# Information supplied
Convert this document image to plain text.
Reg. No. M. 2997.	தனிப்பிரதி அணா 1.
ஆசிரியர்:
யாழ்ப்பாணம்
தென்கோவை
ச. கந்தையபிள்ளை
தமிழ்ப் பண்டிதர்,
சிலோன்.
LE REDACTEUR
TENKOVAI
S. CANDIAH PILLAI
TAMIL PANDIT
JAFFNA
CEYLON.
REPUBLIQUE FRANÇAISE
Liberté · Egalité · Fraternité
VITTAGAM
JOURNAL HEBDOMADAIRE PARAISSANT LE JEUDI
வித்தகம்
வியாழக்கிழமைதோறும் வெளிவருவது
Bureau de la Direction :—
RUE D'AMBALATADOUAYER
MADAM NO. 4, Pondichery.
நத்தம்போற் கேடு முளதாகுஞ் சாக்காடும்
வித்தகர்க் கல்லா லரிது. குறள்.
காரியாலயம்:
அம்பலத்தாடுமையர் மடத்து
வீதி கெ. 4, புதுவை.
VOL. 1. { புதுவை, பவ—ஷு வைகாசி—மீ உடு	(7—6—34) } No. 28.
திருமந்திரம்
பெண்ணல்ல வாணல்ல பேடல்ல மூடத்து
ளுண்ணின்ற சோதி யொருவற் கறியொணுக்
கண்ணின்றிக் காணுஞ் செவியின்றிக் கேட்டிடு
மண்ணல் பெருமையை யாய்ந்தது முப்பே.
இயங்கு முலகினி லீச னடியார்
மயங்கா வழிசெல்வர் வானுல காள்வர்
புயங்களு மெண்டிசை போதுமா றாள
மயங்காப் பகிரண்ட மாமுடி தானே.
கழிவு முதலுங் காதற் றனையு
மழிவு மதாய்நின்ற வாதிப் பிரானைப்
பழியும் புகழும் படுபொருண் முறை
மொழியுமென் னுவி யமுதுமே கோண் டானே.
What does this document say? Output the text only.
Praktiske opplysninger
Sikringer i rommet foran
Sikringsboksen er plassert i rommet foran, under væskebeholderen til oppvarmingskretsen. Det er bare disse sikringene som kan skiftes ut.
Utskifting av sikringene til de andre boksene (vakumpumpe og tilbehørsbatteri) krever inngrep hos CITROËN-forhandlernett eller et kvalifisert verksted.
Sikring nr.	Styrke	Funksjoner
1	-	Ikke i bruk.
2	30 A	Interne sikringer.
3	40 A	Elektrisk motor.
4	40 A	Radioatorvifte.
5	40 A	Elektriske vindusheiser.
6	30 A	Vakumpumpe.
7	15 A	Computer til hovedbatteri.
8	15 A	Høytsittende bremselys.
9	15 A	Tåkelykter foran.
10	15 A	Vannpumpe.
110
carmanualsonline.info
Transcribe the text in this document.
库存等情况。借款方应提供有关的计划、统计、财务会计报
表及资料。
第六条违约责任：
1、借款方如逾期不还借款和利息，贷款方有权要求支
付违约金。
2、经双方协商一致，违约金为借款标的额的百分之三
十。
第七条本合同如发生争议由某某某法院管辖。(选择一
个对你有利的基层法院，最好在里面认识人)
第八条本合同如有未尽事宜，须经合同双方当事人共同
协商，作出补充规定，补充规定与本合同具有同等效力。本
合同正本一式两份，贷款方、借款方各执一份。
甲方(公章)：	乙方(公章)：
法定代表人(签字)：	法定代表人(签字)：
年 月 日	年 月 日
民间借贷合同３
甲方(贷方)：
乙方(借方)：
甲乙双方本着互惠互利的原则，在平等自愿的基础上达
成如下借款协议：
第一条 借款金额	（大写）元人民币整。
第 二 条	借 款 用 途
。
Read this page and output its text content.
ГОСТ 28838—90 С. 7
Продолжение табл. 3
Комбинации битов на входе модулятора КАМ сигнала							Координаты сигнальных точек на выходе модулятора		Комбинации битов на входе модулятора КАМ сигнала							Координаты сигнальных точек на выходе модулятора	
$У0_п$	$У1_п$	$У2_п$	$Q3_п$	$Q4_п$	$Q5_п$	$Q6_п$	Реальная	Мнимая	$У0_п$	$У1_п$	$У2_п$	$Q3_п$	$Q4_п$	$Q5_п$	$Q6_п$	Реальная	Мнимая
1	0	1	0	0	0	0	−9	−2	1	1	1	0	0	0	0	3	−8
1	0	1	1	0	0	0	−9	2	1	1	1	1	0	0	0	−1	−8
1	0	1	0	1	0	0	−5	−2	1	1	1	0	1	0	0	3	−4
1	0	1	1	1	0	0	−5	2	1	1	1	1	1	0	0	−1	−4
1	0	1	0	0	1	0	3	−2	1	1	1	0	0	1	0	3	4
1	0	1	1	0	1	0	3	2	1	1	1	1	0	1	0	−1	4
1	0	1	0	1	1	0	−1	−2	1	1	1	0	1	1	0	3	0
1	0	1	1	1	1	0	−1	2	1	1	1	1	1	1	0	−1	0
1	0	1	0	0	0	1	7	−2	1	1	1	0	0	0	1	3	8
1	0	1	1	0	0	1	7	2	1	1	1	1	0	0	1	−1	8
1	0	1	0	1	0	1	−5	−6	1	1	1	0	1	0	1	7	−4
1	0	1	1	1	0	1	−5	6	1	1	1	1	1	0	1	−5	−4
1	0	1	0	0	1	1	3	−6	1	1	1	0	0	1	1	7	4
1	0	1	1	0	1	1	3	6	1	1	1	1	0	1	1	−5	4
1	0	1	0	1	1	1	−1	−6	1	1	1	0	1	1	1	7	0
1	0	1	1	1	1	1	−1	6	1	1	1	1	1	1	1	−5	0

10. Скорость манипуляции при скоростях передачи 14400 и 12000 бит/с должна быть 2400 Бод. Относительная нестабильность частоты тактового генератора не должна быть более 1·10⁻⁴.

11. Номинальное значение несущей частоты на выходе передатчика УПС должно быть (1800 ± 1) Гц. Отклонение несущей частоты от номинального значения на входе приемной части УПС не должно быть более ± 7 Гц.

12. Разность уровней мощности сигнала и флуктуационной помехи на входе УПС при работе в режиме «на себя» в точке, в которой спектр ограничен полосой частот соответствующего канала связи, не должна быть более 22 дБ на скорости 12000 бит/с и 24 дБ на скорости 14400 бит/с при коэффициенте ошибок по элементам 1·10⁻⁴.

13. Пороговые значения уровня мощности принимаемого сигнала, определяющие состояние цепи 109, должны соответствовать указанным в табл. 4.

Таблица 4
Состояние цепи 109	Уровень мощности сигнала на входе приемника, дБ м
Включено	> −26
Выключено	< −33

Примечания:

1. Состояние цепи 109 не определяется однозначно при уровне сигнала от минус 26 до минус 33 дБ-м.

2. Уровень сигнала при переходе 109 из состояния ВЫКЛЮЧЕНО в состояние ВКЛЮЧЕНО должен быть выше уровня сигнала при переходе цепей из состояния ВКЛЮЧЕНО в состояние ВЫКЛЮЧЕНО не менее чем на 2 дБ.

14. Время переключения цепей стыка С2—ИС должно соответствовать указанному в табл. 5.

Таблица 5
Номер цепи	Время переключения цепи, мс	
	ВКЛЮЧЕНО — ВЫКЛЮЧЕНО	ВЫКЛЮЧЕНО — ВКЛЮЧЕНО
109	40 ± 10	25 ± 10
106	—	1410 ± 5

# Description of the task
Locate the string "this" in the listing above and copy every line where it occurs.

# Task response
Convert this document image to plain text.
What does this document say? Output the text only.
Transcribe the text in this document.
Read this page and output its text content.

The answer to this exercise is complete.